RECORDS PROVIDED =
--------
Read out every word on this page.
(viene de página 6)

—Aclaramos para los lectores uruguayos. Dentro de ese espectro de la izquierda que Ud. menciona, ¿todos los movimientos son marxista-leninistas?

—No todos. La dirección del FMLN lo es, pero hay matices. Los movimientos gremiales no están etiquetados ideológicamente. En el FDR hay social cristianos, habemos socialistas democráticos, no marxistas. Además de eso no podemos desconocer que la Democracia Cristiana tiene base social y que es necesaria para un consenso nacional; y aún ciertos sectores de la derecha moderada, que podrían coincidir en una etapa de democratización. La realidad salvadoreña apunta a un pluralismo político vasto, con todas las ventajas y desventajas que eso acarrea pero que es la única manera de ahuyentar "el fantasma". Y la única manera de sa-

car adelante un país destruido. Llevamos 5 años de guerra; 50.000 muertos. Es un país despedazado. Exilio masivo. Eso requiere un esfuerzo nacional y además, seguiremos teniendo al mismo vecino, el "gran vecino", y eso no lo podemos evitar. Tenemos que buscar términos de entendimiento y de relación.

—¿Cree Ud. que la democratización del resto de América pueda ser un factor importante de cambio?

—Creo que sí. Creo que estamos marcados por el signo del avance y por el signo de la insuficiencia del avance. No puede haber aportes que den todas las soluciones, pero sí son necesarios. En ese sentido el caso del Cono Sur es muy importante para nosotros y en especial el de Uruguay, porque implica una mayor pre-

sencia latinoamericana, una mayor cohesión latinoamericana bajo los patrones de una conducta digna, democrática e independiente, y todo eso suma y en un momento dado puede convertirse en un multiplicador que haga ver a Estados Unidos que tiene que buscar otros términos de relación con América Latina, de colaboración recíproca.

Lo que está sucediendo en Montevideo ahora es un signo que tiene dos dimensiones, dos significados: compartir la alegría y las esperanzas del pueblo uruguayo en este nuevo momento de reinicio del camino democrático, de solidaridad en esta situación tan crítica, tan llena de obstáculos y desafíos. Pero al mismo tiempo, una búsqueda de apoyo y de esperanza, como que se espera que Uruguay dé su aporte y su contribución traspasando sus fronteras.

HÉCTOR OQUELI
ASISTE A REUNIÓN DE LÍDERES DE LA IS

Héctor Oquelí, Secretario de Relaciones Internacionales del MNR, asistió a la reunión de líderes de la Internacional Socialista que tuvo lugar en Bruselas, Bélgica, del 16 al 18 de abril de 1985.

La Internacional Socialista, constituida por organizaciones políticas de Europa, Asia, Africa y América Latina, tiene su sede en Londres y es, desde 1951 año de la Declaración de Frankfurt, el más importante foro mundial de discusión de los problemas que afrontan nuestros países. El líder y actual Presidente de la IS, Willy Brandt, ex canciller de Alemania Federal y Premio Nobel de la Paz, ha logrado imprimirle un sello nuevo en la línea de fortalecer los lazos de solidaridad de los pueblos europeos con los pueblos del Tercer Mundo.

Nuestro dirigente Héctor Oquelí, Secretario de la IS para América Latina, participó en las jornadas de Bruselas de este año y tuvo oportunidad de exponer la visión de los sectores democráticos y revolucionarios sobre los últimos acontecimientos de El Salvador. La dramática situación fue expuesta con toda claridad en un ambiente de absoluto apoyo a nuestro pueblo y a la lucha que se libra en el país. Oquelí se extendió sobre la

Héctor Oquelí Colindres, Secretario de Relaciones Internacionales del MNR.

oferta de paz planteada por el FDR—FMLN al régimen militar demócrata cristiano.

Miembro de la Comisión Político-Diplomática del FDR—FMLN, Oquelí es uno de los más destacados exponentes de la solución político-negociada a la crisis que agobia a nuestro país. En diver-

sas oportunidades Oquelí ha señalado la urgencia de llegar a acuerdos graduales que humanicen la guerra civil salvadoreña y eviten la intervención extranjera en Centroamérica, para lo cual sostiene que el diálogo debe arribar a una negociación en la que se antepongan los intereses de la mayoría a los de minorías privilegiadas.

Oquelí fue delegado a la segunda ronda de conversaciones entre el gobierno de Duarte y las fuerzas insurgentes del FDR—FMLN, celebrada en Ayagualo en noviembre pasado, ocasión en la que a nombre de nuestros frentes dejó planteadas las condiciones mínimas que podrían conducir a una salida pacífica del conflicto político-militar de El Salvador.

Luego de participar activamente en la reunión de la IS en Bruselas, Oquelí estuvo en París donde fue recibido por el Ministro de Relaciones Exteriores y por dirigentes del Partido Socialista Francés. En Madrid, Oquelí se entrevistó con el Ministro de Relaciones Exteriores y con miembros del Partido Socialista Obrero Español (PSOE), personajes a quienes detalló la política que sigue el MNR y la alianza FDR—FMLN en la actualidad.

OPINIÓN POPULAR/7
--------
YOUR TASK = Find every line that has "mismo" in it, then return those lines.

RESULT FOR THIS EXERCISE =
car adelante un país destruido. Llevamos 5 años de guerra; 50.000 muertos. Es un país despedazado. Exilio masivo. Eso requiere un esfuerzo nacional y además, seguiremos teniendo al mismo vecino, el "gran vecino", y eso no lo podemos evitar. Tenemos que buscar términos de entendimiento y de relación.
Lo que está sucediendo en Montevideo ahora es un signo que tiene dos dimensiones, dos significados: compartir la alegría y las esperanzas del pueblo uruguayo en este nuevo momento de reinicio del camino democrático, de solidaridad en esta situación tan crítica, tan llena de obstáculos y desafíos. Pero al mismo tiempo, una búsqueda de apoyo y de esperanza, como que se espera que Uruguay dé su aporte y su contribución traspasando sus fronteras.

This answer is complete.